INPUT RECORDS
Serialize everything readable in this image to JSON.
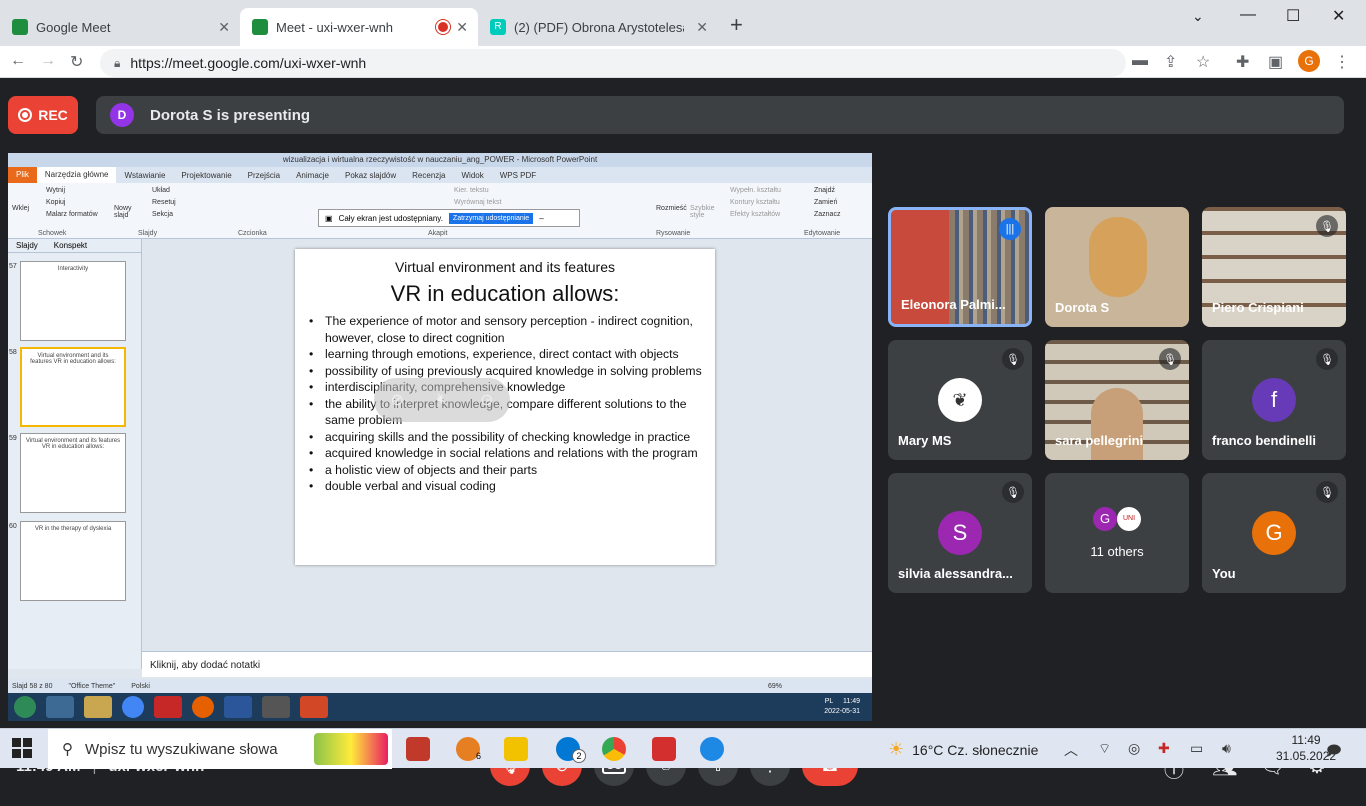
{
  "browser": {
    "tabs": [
      {
        "title": "Google Meet",
        "color": "#1e8e3e"
      },
      {
        "title": "Meet - uxi-wxer-wnh",
        "color": "#1e8e3e",
        "recording": true
      },
      {
        "title": "(2) (PDF) Obrona Arystotelesa: re",
        "color": "#00ccbb"
      }
    ],
    "url": "https://meet.google.com/uxi-wxer-wnh",
    "profile_letter": "G"
  },
  "meet": {
    "rec_label": "REC",
    "presenter_initial": "D",
    "presenting_text": "Dorota S is presenting",
    "time": "11:49 AM",
    "meeting_code": "uxi-wxer-wnh",
    "participant_count": "20"
  },
  "ppt": {
    "window_title": "wizualizacja i wirtualna rzeczywistość w nauczaniu_ang_POWER - Microsoft PowerPoint",
    "ribbon_tabs": [
      "Plik",
      "Narzędzia główne",
      "Wstawianie",
      "Projektowanie",
      "Przejścia",
      "Animacje",
      "Pokaz slajdów",
      "Recenzja",
      "Widok",
      "WPS PDF"
    ],
    "ribbon_groups": [
      "Schowek",
      "Slajdy",
      "Czcionka",
      "Akapit",
      "Rysowanie",
      "Edytowanie"
    ],
    "ribbon_items": [
      "Wklej",
      "Wytnij",
      "Kopiuj",
      "Malarz formatów",
      "Nowy slajd",
      "Układ",
      "Resetuj",
      "Sekcja",
      "Kier. tekstu",
      "Wyrównaj tekst",
      "Rozmieść",
      "Szybkie style",
      "Wypełn. kształtu",
      "Kontury kształtu",
      "Efekty kształtów",
      "Znajdź",
      "Zamień",
      "Zaznacz"
    ],
    "share_banner": "Cały ekran jest udostępniany.",
    "stop_share": "Zatrzymaj udostępnianie",
    "pane_tabs": [
      "Slajdy",
      "Konspekt"
    ],
    "thumbs": [
      {
        "num": "57",
        "title": "Interactivity"
      },
      {
        "num": "58",
        "title": "Virtual environment and its features VR in education allows:"
      },
      {
        "num": "59",
        "title": "Virtual environment and its features VR in education allows:"
      },
      {
        "num": "60",
        "title": "VR in the therapy of dyslexia"
      }
    ],
    "slide": {
      "subtitle": "Virtual environment and its features",
      "heading": "VR in education allows:",
      "bullets": [
        "The experience of motor and sensory perception - indirect cognition, however, close to direct cognition",
        "learning through emotions, experience, direct contact with objects",
        "possibility of using previously acquired knowledge in solving problems",
        "interdisciplinarity, comprehensive knowledge",
        "the ability to interpret knowledge, compare different solutions to the same problem",
        "acquiring skills and the possibility of checking knowledge in practice",
        "acquired knowledge in social relations and relations with the program",
        "a holistic view of objects and their parts",
        "double verbal and visual coding"
      ]
    },
    "notes_placeholder": "Kliknij, aby dodać notatki",
    "status": {
      "slide": "Slajd 58 z 80",
      "theme": "\"Office Theme\"",
      "lang": "Polski",
      "zoom": "69%"
    },
    "win7_clock": {
      "lang": "PL",
      "time": "11:49",
      "date": "2022-05-31"
    }
  },
  "participants": [
    {
      "name": "Eleonora Palmi...",
      "type": "video",
      "speaking": true
    },
    {
      "name": "Dorota S",
      "type": "video"
    },
    {
      "name": "Piero Crispiani",
      "type": "video",
      "muted": true
    },
    {
      "name": "Mary MS",
      "type": "avatar",
      "muted": true,
      "avatar_color": "#ffffff"
    },
    {
      "name": "sara pellegrini",
      "type": "video",
      "muted": true
    },
    {
      "name": "franco bendinelli",
      "type": "avatar",
      "initial": "f",
      "avatar_color": "#673ab7",
      "muted": true
    },
    {
      "name": "silvia alessandra...",
      "type": "avatar",
      "initial": "S",
      "avatar_color": "#9c27b0",
      "muted": true
    },
    {
      "name": "11 others",
      "type": "others",
      "initial": "G"
    },
    {
      "name": "You",
      "type": "avatar",
      "initial": "G",
      "avatar_color": "#e8710a",
      "muted": true
    }
  ],
  "taskbar": {
    "search_placeholder": "Wpisz tu wyszukiwane słowa",
    "weather": "16°C  Cz. słonecznie",
    "time": "11:49",
    "date": "31.05.2022",
    "badge_6": "6",
    "badge_2": "2"
  }
}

WORK REQUIRED
Your task is to report how many lines of the material include the string "wxer". Give the number and no other words.

ANSWER TO THE PROBLEM
3